▸ **Texte de la page**
------------------------

L’intervention est généralement pratiquée en ambulatoire.
Elle est réalisée au bloc opératoire, sous anesthésie loco-régionale, c’est à dire que seul le membre supérieur concerné est endormi.
Le chirurgien pratique une courte incision généralement au poignet ou au pli du coude afin de découvrir la veine et l’artère qui doivent être reliées. Le choix des vaisseaux est préalablement fait selon le bilan écho-doppler pré-opératoire (cartographie).
La veine est déconnectée et ramenée au contact de l’artère sur laquelle est pratiquée une courte incision au niveau de laquelle sera branchée (anastomosée) la veine. Pour éviter les saignements au moment de l’ouverture des vaisseaux, on peut pratiquer un clampage des vaisseaux ou utiliser un garrot pneumatique gonflé à l’origine du membre supérieur.
Particularités de la fistule huméro-basilique : celle-ci consiste à relier la veine basilique à l’artère brachiale au pli du coude. L’anatomie de la veine basilique, qui est profonde et interne, rend nécessaire la réalisation de l’intervention en deux temps. Une première intervention consiste à relier artère et veine. La deuxième intervention (superficialisation) permettra de ramener la veine plus proche de la peau et moins interne, favorisant l’accès aux ponctions.

------------------------

▸ **Données extraites**

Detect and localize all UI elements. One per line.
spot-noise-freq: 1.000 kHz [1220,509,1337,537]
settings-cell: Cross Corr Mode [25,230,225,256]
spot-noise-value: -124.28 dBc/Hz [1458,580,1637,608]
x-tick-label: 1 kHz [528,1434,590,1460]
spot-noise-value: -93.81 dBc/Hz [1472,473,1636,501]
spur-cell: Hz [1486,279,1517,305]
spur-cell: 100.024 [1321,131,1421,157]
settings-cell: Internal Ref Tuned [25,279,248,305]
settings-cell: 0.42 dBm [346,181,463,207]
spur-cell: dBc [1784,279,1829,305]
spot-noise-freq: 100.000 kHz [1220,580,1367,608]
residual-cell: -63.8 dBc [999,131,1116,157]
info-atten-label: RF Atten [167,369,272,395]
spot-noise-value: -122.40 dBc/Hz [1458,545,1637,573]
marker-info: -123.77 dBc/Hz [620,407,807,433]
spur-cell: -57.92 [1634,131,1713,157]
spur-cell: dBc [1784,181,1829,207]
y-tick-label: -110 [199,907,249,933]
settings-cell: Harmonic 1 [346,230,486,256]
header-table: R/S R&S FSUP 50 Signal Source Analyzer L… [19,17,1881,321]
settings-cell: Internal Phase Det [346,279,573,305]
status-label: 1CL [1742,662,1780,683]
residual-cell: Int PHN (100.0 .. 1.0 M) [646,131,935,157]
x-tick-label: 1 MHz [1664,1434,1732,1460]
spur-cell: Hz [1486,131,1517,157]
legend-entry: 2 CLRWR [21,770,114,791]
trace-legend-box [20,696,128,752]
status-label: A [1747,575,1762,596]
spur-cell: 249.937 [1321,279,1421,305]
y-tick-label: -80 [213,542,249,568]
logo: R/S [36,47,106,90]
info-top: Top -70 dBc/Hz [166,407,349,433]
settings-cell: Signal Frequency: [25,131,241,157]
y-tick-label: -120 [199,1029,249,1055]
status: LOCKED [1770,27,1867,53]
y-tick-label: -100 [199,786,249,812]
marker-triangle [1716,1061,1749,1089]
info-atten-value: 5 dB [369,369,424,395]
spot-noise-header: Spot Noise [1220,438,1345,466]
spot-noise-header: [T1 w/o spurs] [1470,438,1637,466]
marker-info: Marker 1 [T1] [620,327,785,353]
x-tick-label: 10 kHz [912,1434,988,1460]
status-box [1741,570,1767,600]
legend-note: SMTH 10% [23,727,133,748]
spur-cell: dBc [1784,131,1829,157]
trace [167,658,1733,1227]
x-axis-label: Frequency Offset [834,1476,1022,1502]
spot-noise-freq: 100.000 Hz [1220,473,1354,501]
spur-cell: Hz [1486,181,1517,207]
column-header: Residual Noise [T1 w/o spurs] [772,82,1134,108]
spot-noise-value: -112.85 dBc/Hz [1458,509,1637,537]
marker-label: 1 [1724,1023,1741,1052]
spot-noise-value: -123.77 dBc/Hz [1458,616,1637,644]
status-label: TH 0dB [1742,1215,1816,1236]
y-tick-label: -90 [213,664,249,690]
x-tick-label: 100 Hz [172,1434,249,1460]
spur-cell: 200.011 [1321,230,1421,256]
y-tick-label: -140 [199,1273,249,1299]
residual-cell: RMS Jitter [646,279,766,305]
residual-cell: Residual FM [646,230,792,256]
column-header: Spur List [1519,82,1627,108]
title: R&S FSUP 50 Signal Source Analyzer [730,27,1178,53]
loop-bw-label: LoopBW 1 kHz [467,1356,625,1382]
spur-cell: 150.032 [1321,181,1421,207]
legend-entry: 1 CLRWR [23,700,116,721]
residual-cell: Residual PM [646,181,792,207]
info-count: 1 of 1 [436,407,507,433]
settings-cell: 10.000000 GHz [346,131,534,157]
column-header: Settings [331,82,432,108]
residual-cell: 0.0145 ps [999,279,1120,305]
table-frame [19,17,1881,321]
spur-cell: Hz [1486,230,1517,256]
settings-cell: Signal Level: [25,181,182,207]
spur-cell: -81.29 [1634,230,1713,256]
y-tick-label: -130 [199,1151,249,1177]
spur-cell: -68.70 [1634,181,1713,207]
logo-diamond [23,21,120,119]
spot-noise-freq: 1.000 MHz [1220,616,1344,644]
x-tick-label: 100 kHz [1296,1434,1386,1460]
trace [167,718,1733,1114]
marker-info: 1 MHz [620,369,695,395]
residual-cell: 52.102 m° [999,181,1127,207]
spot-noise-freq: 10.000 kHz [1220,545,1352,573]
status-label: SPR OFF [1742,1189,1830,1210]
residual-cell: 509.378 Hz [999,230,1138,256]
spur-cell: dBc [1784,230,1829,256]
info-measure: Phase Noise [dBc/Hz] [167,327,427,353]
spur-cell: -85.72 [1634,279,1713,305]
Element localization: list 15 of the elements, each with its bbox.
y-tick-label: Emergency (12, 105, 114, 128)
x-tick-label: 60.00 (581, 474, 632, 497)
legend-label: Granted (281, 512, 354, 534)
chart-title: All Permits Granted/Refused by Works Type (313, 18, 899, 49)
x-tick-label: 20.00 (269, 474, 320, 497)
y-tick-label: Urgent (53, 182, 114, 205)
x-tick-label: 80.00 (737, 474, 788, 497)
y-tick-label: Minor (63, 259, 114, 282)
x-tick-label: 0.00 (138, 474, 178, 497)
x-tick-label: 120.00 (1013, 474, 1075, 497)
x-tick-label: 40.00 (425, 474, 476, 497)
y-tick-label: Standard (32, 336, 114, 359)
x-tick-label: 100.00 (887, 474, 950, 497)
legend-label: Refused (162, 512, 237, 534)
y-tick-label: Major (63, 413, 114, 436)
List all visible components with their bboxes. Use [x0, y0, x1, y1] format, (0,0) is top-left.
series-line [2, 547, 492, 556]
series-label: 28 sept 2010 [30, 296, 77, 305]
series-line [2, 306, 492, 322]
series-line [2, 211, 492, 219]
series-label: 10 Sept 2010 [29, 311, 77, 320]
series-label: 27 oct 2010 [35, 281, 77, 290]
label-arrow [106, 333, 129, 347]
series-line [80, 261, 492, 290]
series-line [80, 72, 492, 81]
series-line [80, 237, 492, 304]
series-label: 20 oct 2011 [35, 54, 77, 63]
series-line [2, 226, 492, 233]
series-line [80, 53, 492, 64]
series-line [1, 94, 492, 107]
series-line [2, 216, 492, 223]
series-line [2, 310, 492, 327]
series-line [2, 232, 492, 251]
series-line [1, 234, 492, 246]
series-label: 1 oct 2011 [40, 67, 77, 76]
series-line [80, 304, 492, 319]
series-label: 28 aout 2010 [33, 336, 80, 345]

------------------------

▸ **Consignes des tâches**
1. Répondez aux questions suivantes à partir du texte de la page :
(a) Sous quel type d’anesthésie l’intervention est-elle réalisée ?
(b) Sur quel examen repose le choix des vaisseaux ?
(c) Quels vaisseaux la fistule huméro-basilique relie-t-elle ?
2. Dites si chacune des affirmations suivantes concorde avec le texte de la page, en citant les mots qui le montrent :
(a) L’intervention nécessite généralement une hospitalisation de plusieurs jours.
(b) Un garrot pneumatique peut servir à éviter les saignements.
(c) La fistule huméro-basilique se réalise en une seule intervention.

▸ **Exercices corrigés**
1.
(a) Sous anesthésie loco-régionale : seul le membre supérieur concerné est endormi.
(b) Sur le bilan écho-doppler pré-opératoire (cartographie).
(c) La veine basilique et l’artère brachiale, au pli du coude.

2.
(a) Non : « L’intervention est généralement pratiquée en ambulatoire. »
(b) Oui : « Pour éviter les saignements au moment de l’ouverture des vaisseaux, on peut pratiquer un clampage des vaisseaux ou utiliser un garrot pneumatique gonflé à l’origine du membre supérieur. »
(c) Non : « rend nécessaire la réalisation de l’intervention en deux temps »